### PROBLEM STATEMENT
Copy the stretch of the listing from its start through the line that contains "contour-line bbox=[912, 820, 936, 845]", renaming "contour-line" as "level-curve" and leaving everything else unchanged.

### SOURCE RECORDS
:::
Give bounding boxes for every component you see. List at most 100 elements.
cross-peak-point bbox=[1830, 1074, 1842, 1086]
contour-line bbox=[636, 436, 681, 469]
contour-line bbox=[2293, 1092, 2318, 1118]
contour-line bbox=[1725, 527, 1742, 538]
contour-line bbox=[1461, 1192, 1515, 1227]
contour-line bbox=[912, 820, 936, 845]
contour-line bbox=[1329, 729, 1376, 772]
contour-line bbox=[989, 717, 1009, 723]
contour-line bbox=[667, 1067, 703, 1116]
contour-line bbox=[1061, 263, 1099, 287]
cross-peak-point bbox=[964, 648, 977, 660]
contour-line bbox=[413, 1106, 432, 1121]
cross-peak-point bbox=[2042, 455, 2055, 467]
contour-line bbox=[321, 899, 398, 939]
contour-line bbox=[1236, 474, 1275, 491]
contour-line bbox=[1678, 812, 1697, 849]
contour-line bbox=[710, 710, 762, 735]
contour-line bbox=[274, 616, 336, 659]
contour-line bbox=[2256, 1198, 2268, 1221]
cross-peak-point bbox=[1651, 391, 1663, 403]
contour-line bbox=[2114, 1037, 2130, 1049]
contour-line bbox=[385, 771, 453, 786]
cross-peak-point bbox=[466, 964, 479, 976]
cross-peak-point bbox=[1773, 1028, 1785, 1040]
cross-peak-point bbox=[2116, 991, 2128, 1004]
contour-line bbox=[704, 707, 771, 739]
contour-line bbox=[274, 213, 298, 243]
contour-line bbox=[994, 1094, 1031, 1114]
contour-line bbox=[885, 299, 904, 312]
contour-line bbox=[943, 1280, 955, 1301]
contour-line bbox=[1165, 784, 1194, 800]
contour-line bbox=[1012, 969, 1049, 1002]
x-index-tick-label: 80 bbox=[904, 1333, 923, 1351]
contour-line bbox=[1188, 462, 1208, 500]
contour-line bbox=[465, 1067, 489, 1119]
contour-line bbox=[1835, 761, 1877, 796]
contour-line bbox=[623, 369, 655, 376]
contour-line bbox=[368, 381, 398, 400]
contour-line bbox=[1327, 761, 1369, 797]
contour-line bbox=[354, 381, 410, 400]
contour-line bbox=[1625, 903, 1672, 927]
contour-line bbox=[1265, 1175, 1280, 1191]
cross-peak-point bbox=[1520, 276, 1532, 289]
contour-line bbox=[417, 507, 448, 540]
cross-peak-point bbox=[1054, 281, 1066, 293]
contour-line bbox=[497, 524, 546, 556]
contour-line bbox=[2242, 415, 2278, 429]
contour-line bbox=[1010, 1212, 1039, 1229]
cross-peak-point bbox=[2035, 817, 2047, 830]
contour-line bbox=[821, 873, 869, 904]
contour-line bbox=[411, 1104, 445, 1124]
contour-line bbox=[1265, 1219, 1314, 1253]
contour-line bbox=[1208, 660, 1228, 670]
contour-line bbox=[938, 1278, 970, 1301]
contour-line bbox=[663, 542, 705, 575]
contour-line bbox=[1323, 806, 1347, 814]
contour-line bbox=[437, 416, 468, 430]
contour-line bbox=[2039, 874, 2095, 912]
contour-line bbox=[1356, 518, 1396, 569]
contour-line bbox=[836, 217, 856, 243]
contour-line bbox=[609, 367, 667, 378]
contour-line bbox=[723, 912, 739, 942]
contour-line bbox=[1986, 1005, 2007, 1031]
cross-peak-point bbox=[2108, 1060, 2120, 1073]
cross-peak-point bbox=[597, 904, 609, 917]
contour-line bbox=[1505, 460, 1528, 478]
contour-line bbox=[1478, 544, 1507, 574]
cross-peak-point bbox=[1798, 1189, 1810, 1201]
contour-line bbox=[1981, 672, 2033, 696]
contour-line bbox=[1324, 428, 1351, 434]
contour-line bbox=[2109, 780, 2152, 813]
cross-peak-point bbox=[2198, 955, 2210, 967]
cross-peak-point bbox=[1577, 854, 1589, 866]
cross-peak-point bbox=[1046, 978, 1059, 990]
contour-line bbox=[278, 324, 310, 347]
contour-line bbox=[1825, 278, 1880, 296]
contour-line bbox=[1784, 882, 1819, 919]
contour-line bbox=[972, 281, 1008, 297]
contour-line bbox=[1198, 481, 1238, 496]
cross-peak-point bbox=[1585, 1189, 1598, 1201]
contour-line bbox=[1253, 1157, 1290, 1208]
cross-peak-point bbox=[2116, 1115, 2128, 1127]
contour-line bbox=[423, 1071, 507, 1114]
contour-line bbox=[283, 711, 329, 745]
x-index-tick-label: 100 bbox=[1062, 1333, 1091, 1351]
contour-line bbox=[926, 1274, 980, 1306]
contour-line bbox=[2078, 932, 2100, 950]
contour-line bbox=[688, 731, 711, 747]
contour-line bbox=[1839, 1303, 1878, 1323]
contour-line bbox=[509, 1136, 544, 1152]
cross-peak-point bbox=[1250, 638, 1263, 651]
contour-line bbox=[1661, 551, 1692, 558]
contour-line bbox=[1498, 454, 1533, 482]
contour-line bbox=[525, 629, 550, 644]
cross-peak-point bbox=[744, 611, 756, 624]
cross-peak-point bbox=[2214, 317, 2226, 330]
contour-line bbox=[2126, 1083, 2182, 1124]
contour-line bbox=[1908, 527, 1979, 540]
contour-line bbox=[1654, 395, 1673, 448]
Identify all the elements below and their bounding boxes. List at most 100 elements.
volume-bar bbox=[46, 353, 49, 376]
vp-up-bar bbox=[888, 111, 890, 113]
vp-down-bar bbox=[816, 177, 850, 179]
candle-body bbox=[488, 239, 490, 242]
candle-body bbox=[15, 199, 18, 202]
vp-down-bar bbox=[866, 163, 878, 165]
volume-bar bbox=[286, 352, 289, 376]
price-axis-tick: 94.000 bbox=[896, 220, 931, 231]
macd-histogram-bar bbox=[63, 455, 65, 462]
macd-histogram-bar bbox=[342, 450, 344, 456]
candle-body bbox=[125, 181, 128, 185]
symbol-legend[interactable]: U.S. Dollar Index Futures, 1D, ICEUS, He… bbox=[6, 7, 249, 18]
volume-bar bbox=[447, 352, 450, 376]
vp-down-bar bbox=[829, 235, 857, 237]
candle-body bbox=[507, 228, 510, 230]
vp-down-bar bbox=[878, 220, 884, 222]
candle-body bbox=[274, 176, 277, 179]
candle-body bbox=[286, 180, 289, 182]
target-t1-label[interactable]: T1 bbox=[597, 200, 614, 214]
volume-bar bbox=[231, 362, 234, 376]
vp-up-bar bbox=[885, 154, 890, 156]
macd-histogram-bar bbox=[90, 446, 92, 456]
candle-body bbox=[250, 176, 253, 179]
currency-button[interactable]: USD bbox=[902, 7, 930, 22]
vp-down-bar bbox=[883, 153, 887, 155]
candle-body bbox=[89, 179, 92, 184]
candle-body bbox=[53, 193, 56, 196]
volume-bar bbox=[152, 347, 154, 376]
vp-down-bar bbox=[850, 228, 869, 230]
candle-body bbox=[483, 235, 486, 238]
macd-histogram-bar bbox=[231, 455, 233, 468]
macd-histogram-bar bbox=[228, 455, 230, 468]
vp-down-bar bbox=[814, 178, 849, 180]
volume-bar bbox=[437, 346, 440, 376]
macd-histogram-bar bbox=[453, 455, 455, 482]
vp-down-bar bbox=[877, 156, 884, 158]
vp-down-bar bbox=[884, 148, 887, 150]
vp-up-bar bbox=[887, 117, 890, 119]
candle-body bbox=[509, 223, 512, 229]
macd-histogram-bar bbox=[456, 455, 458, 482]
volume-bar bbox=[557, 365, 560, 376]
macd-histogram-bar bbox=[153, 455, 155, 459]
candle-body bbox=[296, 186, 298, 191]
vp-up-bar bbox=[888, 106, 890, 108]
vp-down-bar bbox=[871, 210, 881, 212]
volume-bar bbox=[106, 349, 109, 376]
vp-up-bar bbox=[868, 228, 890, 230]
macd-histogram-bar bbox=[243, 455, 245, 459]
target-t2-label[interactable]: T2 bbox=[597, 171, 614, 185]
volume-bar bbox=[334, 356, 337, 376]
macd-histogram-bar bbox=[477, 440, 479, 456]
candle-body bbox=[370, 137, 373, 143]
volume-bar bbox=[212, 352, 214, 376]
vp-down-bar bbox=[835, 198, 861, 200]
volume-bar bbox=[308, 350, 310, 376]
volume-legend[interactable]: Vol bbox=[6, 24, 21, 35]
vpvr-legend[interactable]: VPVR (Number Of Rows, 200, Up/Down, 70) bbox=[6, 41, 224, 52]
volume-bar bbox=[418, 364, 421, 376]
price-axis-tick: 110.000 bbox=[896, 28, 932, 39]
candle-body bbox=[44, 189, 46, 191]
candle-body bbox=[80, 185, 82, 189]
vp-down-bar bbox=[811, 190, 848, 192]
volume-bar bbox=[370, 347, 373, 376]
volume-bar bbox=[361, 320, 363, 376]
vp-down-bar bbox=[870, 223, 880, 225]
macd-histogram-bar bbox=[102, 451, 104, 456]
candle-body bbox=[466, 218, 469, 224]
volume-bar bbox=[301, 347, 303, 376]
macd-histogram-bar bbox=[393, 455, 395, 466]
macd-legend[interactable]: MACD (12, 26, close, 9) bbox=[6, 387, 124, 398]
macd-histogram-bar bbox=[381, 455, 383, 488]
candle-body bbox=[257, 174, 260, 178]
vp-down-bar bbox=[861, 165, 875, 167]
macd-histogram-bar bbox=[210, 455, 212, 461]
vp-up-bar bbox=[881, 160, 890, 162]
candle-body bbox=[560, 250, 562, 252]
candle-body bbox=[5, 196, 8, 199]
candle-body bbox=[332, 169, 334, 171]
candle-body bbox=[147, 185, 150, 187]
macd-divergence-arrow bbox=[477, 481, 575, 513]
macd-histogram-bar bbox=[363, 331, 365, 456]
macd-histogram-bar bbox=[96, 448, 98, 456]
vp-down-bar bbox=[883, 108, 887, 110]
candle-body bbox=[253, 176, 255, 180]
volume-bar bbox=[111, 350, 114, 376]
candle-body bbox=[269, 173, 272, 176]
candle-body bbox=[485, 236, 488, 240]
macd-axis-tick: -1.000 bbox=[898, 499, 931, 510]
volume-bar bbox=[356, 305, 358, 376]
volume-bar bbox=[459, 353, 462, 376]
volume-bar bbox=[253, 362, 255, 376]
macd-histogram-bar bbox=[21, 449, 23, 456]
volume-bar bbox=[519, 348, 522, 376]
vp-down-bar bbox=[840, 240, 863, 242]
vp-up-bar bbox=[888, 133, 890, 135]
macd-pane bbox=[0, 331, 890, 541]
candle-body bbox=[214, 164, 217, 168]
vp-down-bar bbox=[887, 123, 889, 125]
:::
### TASK OUTPUT
Give bounding boxes for every component you see. List at most 100 elements.
cross-peak-point bbox=[1830, 1074, 1842, 1086]
level-curve bbox=[636, 436, 681, 469]
level-curve bbox=[2293, 1092, 2318, 1118]
level-curve bbox=[1725, 527, 1742, 538]
level-curve bbox=[1461, 1192, 1515, 1227]
level-curve bbox=[912, 820, 936, 845]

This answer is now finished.